- **EXERCISE OBJECTIVE**
Your task is to reproduce the material exactly.

- **EXTRACTED ENTRIES**
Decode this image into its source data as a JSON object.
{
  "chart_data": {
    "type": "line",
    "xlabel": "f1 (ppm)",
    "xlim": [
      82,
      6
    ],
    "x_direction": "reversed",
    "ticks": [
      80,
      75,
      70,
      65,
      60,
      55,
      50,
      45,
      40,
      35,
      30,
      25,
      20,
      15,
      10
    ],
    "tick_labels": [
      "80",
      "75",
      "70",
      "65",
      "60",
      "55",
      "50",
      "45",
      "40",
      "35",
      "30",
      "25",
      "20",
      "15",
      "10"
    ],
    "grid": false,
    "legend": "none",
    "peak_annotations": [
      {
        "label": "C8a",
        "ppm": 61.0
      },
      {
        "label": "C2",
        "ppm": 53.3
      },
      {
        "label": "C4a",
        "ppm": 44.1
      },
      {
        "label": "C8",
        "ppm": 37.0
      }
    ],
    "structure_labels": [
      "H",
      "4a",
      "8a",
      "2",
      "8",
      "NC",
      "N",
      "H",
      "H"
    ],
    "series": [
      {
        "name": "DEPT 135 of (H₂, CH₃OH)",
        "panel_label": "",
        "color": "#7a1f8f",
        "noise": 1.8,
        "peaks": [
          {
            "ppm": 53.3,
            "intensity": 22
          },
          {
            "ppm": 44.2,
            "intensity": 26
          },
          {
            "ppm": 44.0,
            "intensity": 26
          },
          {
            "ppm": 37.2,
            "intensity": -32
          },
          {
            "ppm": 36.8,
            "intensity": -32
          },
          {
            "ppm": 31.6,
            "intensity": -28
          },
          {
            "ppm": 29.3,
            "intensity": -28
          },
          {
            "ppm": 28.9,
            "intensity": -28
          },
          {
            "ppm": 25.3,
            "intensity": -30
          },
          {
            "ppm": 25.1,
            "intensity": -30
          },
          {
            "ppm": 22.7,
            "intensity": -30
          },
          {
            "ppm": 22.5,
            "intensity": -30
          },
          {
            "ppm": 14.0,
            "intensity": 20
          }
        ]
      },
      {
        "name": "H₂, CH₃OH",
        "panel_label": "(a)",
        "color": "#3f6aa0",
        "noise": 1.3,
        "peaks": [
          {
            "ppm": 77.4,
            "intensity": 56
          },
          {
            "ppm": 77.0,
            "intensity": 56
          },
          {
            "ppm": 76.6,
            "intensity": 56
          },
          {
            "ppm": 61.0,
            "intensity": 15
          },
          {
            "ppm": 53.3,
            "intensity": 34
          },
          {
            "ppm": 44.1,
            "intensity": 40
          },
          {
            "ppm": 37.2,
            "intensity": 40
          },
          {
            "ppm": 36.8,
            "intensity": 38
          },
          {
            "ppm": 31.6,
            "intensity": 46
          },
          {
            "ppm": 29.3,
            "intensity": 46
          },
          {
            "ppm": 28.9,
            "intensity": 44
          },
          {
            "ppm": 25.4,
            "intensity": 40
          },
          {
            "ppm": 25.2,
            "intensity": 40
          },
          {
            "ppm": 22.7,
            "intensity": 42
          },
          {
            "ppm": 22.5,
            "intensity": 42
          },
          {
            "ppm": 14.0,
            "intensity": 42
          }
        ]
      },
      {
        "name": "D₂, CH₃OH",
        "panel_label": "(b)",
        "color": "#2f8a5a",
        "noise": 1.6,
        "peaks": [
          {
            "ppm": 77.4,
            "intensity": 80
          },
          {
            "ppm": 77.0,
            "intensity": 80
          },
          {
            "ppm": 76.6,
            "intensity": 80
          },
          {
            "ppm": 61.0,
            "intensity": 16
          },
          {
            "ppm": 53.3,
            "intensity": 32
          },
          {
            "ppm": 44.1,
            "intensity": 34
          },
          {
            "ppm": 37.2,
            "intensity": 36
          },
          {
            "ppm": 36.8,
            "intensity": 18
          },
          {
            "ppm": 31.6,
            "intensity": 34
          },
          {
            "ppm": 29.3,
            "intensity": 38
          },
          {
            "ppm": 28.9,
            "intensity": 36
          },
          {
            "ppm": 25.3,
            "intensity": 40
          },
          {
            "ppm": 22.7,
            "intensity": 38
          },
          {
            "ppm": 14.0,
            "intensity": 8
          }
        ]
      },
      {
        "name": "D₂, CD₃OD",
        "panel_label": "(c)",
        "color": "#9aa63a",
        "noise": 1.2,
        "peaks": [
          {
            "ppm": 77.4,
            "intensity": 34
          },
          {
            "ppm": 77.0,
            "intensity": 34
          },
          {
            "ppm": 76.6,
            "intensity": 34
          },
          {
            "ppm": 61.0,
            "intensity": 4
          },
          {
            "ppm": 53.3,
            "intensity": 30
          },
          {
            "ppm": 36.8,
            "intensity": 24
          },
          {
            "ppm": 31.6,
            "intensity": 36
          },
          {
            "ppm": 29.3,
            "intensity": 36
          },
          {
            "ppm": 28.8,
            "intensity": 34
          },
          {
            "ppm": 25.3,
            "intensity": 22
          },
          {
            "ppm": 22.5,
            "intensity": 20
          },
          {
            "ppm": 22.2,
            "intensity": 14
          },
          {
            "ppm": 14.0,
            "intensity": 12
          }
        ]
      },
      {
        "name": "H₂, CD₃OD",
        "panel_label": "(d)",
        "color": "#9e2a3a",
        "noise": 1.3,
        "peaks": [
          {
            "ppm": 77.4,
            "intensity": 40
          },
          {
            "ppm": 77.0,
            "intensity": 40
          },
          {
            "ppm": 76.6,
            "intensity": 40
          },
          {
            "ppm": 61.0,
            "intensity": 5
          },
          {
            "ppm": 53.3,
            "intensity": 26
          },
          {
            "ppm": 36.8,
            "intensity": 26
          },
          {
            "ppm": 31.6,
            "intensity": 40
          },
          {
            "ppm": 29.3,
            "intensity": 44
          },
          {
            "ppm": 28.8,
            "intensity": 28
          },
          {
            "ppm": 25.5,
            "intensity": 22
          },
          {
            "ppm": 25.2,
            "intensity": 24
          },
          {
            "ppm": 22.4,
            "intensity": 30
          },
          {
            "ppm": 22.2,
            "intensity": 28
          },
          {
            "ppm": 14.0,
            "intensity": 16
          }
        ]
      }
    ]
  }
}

- **FINAL ANSWER**
Decode this image into its source data as a JSON object.
{
  "chart_data": {
    "type": "line",
    "xlabel": "f1 (ppm)",
    "xlim": [
      82,
      6
    ],
    "x_direction": "reversed",
    "ticks": [
      80,
      75,
      70,
      65,
      60,
      55,
      50,
      45,
      40,
      35,
      30,
      25,
      20,
      15,
      10
    ],
    "tick_labels": [
      "80",
      "75",
      "70",
      "65",
      "60",
      "55",
      "50",
      "45",
      "40",
      "35",
      "30",
      "25",
      "20",
      "15",
      "10"
    ],
    "grid": false,
    "legend": "none",
    "peak_annotations": [
      {
        "label": "C8a",
        "ppm": 61.0
      },
      {
        "label": "C2",
        "ppm": 53.3
      },
      {
        "label": "C4a",
        "ppm": 44.1
      },
      {
        "label": "C8",
        "ppm": 37.0
      }
    ],
    "structure_labels": [
      "H",
      "4a",
      "8a",
      "2",
      "8",
      "NC",
      "N",
      "H",
      "H"
    ],
    "series": [
      {
        "name": "DEPT 135 of (H₂, CH₃OH)",
        "panel_label": "",
        "color": "#7a1f8f",
        "noise": 1.8,
        "peaks": [
          {
            "ppm": 53.3,
            "intensity": 22
          },
          {
            "ppm": 44.2,
            "intensity": 26
          },
          {
            "ppm": 44.0,
            "intensity": 26
          },
          {
            "ppm": 37.2,
            "intensity": -32
          },
          {
            "ppm": 36.8,
            "intensity": -32
          },
          {
            "ppm": 31.6,
            "intensity": -28
          },
          {
            "ppm": 29.3,
            "intensity": -28
          },
          {
            "ppm": 28.9,
            "intensity": -28
          },
          {
            "ppm": 25.3,
            "intensity": -30
          },
          {
            "ppm": 25.1,
            "intensity": -30
          },
          {
            "ppm": 22.7,
            "intensity": -30
          },
          {
            "ppm": 22.5,
            "intensity": -30
          },
          {
            "ppm": 14.0,
            "intensity": 20
          }
        ]
      },
      {
        "name": "H₂, CH₃OH",
        "panel_label": "(a)",
        "color": "#3f6aa0",
        "noise": 1.3,
        "peaks": [
          {
            "ppm": 77.4,
            "intensity": 56
          },
          {
            "ppm": 77.0,
            "intensity": 56
          },
          {
            "ppm": 76.6,
            "intensity": 56
          },
          {
            "ppm": 61.0,
            "intensity": 15
          },
          {
            "ppm": 53.3,
            "intensity": 34
          },
          {
            "ppm": 44.1,
            "intensity": 40
          },
          {
            "ppm": 37.2,
            "intensity": 40
          },
          {
            "ppm": 36.8,
            "intensity": 38
          },
          {
            "ppm": 31.6,
            "intensity": 46
          },
          {
            "ppm": 29.3,
            "intensity": 46
          },
          {
            "ppm": 28.9,
            "intensity": 44
          },
          {
            "ppm": 25.4,
            "intensity": 40
          },
          {
            "ppm": 25.2,
            "intensity": 40
          },
          {
            "ppm": 22.7,
            "intensity": 42
          },
          {
            "ppm": 22.5,
            "intensity": 42
          },
          {
            "ppm": 14.0,
            "intensity": 42
          }
        ]
      },
      {
        "name": "D₂, CH₃OH",
        "panel_label": "(b)",
        "color": "#2f8a5a",
        "noise": 1.6,
        "peaks": [
          {
            "ppm": 77.4,
            "intensity": 80
          },
          {
            "ppm": 77.0,
            "intensity": 80
          },
          {
            "ppm": 76.6,
            "intensity": 80
          },
          {
            "ppm": 61.0,
            "intensity": 16
          },
          {
            "ppm": 53.3,
            "intensity": 32
          },
          {
            "ppm": 44.1,
            "intensity": 34
          },
          {
            "ppm": 37.2,
            "intensity": 36
          },
          {
            "ppm": 36.8,
            "intensity": 18
          },
          {
            "ppm": 31.6,
            "intensity": 34
          },
          {
            "ppm": 29.3,
            "intensity": 38
          },
          {
            "ppm": 28.9,
            "intensity": 36
          },
          {
            "ppm": 25.3,
            "intensity": 40
          },
          {
            "ppm": 22.7,
            "intensity": 38
          },
          {
            "ppm": 14.0,
            "intensity": 8
          }
        ]
      },
      {
        "name": "D₂, CD₃OD",
        "panel_label": "(c)",
        "color": "#9aa63a",
        "noise": 1.2,
        "peaks": [
          {
            "ppm": 77.4,
            "intensity": 34
          },
          {
            "ppm": 77.0,
            "intensity": 34
          },
          {
            "ppm": 76.6,
            "intensity": 34
          },
          {
            "ppm": 61.0,
            "intensity": 4
          },
          {
            "ppm": 53.3,
            "intensity": 30
          },
          {
            "ppm": 36.8,
            "intensity": 24
          },
          {
            "ppm": 31.6,
            "intensity": 36
          },
          {
            "ppm": 29.3,
            "intensity": 36
          },
          {
            "ppm": 28.8,
            "intensity": 34
          },
          {
            "ppm": 25.3,
            "intensity": 22
          },
          {
            "ppm": 22.5,
            "intensity": 20
          },
          {
            "ppm": 22.2,
            "intensity": 14
          },
          {
            "ppm": 14.0,
            "intensity": 12
          }
        ]
      },
      {
        "name": "H₂, CD₃OD",
        "panel_label": "(d)",
        "color": "#9e2a3a",
        "noise": 1.3,
        "peaks": [
          {
            "ppm": 77.4,
            "intensity": 40
          },
          {
            "ppm": 77.0,
            "intensity": 40
          },
          {
            "ppm": 76.6,
            "intensity": 40
          },
          {
            "ppm": 61.0,
            "intensity": 5
          },
          {
            "ppm": 53.3,
            "intensity": 26
          },
          {
            "ppm": 36.8,
            "intensity": 26
          },
          {
            "ppm": 31.6,
            "intensity": 40
          },
          {
            "ppm": 29.3,
            "intensity": 44
          },
          {
            "ppm": 28.8,
            "intensity": 28
          },
          {
            "ppm": 25.5,
            "intensity": 22
          },
          {
            "ppm": 25.2,
            "intensity": 24
          },
          {
            "ppm": 22.4,
            "intensity": 30
          },
          {
            "ppm": 22.2,
            "intensity": 28
          },
          {
            "ppm": 14.0,
            "intensity": 16
          }
        ]
      }
    ]
  }
}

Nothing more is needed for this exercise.